SHORT EXERCISE
Collect every line of the records below that contains the word "JSON".

MATERIAL FOR THIS EXERCISE
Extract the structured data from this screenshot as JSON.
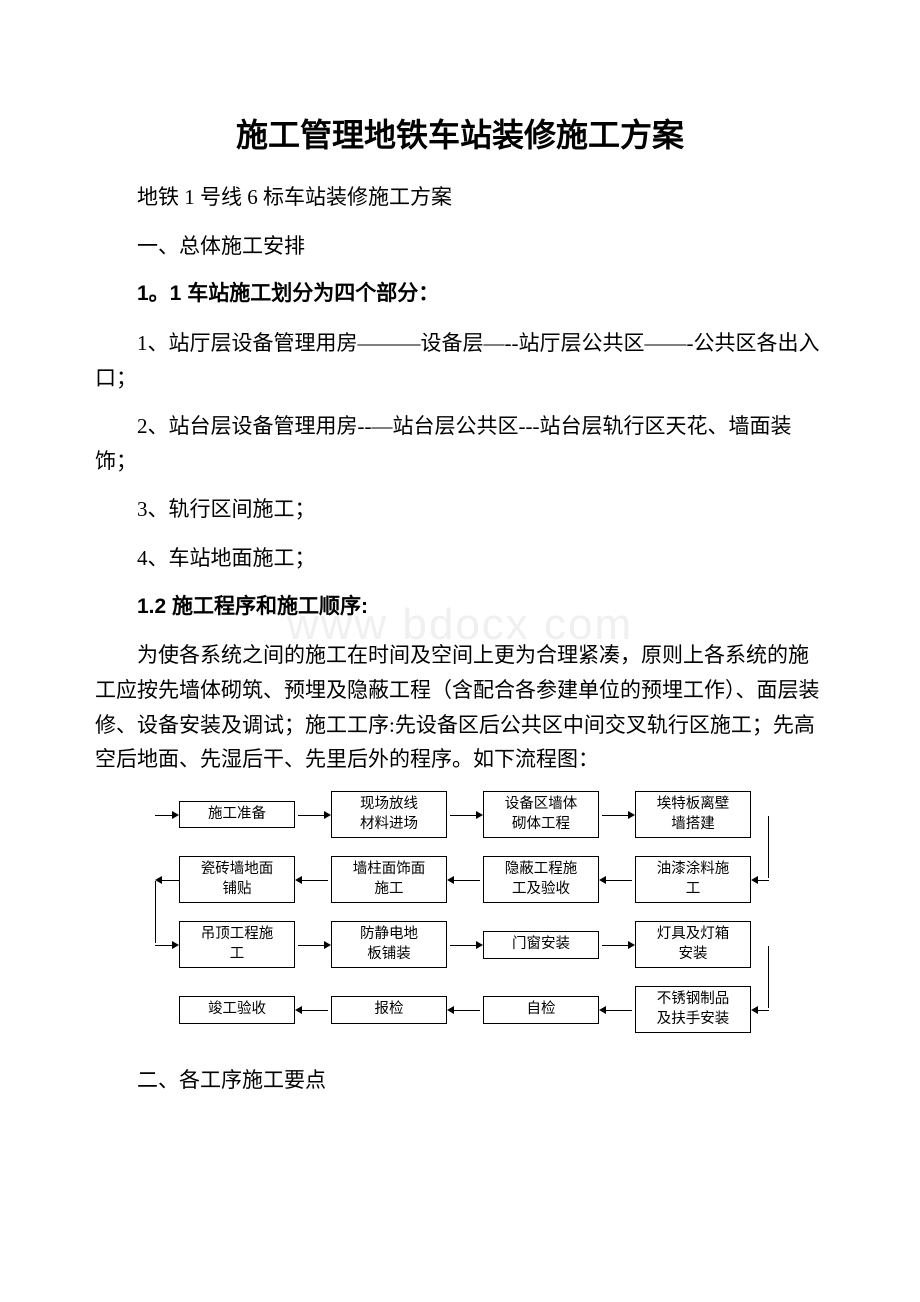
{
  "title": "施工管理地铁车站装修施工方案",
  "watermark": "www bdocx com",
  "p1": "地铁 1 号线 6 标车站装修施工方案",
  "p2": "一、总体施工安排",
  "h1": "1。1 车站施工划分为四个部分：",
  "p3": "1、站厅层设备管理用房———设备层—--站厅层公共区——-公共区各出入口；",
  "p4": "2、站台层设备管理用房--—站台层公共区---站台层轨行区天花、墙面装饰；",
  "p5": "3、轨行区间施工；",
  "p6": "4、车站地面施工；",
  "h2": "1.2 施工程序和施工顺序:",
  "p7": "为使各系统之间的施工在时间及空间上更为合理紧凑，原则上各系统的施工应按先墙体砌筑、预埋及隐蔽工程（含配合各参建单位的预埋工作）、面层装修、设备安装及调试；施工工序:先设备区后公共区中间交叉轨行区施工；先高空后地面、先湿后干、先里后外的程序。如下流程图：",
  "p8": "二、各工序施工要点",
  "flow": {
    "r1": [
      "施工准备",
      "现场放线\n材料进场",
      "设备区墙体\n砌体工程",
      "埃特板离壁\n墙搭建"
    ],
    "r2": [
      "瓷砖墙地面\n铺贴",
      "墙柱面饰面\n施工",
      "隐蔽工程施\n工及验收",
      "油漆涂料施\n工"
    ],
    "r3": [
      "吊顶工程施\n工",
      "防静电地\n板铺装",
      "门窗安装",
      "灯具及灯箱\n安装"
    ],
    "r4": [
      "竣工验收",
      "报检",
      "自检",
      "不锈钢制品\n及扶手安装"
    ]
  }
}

--

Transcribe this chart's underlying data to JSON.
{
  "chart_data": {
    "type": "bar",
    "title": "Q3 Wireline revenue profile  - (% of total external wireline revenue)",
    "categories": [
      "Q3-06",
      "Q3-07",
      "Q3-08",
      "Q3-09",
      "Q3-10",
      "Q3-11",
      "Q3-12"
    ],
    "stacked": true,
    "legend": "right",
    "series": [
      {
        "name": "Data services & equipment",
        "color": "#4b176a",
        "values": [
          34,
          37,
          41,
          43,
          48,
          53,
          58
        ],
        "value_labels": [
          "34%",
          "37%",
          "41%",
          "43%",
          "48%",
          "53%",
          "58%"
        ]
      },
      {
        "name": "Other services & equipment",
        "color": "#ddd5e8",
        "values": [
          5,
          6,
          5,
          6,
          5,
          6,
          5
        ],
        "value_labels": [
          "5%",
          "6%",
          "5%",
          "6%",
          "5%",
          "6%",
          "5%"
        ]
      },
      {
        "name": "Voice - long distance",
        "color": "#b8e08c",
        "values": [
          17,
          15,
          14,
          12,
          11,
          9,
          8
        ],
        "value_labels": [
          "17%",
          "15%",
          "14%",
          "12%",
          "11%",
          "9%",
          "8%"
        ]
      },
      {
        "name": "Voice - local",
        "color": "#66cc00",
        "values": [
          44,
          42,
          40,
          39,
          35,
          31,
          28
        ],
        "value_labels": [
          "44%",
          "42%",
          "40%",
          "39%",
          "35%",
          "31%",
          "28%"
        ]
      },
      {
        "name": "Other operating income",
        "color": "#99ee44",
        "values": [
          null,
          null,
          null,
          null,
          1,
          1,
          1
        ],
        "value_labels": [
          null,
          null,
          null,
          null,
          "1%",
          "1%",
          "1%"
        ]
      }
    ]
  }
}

EXERCISE SOLUTION
Extract the structured data from this screenshot as JSON.
Transcribe this chart's underlying data to JSON.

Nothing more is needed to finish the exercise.